▶ **Collected data**
▼▼▼
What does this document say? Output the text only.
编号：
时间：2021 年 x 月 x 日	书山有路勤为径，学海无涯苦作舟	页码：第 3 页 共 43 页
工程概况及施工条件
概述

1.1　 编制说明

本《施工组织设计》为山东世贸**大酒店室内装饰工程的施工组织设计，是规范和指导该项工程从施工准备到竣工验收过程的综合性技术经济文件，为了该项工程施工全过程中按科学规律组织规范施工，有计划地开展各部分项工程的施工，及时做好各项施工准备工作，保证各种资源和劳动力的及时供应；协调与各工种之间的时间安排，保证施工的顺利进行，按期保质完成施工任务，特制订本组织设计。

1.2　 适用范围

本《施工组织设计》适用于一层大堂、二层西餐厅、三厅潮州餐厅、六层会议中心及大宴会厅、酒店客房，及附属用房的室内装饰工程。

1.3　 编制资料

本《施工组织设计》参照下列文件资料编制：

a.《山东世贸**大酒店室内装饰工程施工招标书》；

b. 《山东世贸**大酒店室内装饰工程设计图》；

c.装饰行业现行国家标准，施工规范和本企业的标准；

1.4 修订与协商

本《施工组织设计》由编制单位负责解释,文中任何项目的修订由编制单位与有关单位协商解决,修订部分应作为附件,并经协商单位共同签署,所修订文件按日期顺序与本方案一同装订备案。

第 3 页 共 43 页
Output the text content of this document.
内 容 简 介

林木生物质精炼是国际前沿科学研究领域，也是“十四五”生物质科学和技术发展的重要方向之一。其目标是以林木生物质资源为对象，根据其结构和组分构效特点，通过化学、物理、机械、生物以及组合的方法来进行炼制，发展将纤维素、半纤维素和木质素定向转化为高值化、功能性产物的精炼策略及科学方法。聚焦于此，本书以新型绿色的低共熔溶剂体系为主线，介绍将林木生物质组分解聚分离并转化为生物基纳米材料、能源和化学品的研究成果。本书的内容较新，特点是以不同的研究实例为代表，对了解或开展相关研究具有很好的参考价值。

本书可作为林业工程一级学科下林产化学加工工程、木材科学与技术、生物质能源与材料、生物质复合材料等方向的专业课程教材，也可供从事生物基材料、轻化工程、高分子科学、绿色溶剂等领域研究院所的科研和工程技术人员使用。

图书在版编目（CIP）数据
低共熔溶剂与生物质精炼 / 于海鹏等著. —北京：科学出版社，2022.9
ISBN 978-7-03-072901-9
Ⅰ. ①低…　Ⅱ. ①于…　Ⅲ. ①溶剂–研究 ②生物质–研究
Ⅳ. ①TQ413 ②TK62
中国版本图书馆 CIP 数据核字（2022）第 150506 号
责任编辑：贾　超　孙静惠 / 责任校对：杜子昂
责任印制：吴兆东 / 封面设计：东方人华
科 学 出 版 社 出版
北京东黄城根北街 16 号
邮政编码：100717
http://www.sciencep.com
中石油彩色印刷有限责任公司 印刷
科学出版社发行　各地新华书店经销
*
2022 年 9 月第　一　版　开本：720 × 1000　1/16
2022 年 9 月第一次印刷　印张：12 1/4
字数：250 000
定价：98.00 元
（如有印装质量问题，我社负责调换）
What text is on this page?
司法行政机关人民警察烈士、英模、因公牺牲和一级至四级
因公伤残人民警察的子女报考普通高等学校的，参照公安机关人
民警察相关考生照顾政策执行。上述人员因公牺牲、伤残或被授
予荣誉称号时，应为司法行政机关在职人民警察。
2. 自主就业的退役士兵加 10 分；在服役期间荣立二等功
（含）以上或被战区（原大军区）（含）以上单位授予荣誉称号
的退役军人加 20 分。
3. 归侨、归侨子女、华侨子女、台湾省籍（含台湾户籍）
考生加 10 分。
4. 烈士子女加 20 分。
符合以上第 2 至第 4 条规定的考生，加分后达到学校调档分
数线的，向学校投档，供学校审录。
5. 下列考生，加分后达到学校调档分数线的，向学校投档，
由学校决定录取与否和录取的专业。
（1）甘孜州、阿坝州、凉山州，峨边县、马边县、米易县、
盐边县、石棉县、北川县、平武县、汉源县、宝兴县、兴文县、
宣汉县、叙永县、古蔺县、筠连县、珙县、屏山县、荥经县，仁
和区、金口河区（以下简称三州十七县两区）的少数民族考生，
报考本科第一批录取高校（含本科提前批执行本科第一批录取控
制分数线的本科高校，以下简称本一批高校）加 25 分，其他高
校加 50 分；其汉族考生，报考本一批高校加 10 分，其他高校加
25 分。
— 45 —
▲▲▲
▶ **Your objective**
Restate the listing above word for word.

▶ **Written response**
What does this document say? Output the text only.
编号：
时间：2021 年 x 月 x 日	书山有路勤为径，学海无涯苦作舟	页码：第 3 页 共 43 页
工程概况及施工条件
概述

1.1　 编制说明

本《施工组织设计》为山东世贸**大酒店室内装饰工程的施工组织设计，是规范和指导该项工程从施工准备到竣工验收过程的综合性技术经济文件，为了该项工程施工全过程中按科学规律组织规范施工，有计划地开展各部分项工程的施工，及时做好各项施工准备工作，保证各种资源和劳动力的及时供应；协调与各工种之间的时间安排，保证施工的顺利进行，按期保质完成施工任务，特制订本组织设计。

1.2　 适用范围

本《施工组织设计》适用于一层大堂、二层西餐厅、三厅潮州餐厅、六层会议中心及大宴会厅、酒店客房，及附属用房的室内装饰工程。

1.3　 编制资料

本《施工组织设计》参照下列文件资料编制：

a.《山东世贸**大酒店室内装饰工程施工招标书》；

b. 《山东世贸**大酒店室内装饰工程设计图》；

c.装饰行业现行国家标准，施工规范和本企业的标准；

1.4 修订与协商

本《施工组织设计》由编制单位负责解释,文中任何项目的修订由编制单位与有关单位协商解决,修订部分应作为附件,并经协商单位共同签署,所修订文件按日期顺序与本方案一同装订备案。

第 3 页 共 43 页
Output the text content of this document.
内 容 简 介

林木生物质精炼是国际前沿科学研究领域，也是“十四五”生物质科学和技术发展的重要方向之一。其目标是以林木生物质资源为对象，根据其结构和组分构效特点，通过化学、物理、机械、生物以及组合的方法来进行炼制，发展将纤维素、半纤维素和木质素定向转化为高值化、功能性产物的精炼策略及科学方法。聚焦于此，本书以新型绿色的低共熔溶剂体系为主线，介绍将林木生物质组分解聚分离并转化为生物基纳米材料、能源和化学品的研究成果。本书的内容较新，特点是以不同的研究实例为代表，对了解或开展相关研究具有很好的参考价值。

本书可作为林业工程一级学科下林产化学加工工程、木材科学与技术、生物质能源与材料、生物质复合材料等方向的专业课程教材，也可供从事生物基材料、轻化工程、高分子科学、绿色溶剂等领域研究院所的科研和工程技术人员使用。

图书在版编目（CIP）数据
低共熔溶剂与生物质精炼 / 于海鹏等著. —北京：科学出版社，2022.9
ISBN 978-7-03-072901-9
Ⅰ. ①低…　Ⅱ. ①于…　Ⅲ. ①溶剂–研究 ②生物质–研究
Ⅳ. ①TQ413 ②TK62
中国版本图书馆 CIP 数据核字（2022）第 150506 号
责任编辑：贾　超　孙静惠 / 责任校对：杜子昂
责任印制：吴兆东 / 封面设计：东方人华
科 学 出 版 社 出版
北京东黄城根北街 16 号
邮政编码：100717
http://www.sciencep.com
中石油彩色印刷有限责任公司 印刷
科学出版社发行　各地新华书店经销
*
2022 年 9 月第　一　版　开本：720 × 1000　1/16
2022 年 9 月第一次印刷　印张：12 1/4
字数：250 000
定价：98.00 元
（如有印装质量问题，我社负责调换）
What text is on this page?
司法行政机关人民警察烈士、英模、因公牺牲和一级至四级
因公伤残人民警察的子女报考普通高等学校的，参照公安机关人
民警察相关考生照顾政策执行。上述人员因公牺牲、伤残或被授
予荣誉称号时，应为司法行政机关在职人民警察。
2. 自主就业的退役士兵加 10 分；在服役期间荣立二等功
（含）以上或被战区（原大军区）（含）以上单位授予荣誉称号
的退役军人加 20 分。
3. 归侨、归侨子女、华侨子女、台湾省籍（含台湾户籍）
考生加 10 分。
4. 烈士子女加 20 分。
符合以上第 2 至第 4 条规定的考生，加分后达到学校调档分
数线的，向学校投档，供学校审录。
5. 下列考生，加分后达到学校调档分数线的，向学校投档，
由学校决定录取与否和录取的专业。
（1）甘孜州、阿坝州、凉山州，峨边县、马边县、米易县、
盐边县、石棉县、北川县、平武县、汉源县、宝兴县、兴文县、
宣汉县、叙永县、古蔺县、筠连县、珙县、屏山县、荥经县，仁
和区、金口河区（以下简称三州十七县两区）的少数民族考生，
报考本科第一批录取高校（含本科提前批执行本科第一批录取控
制分数线的本科高校，以下简称本一批高校）加 25 分，其他高
校加 50 分；其汉族考生，报考本一批高校加 10 分，其他高校加
25 分。
— 45 —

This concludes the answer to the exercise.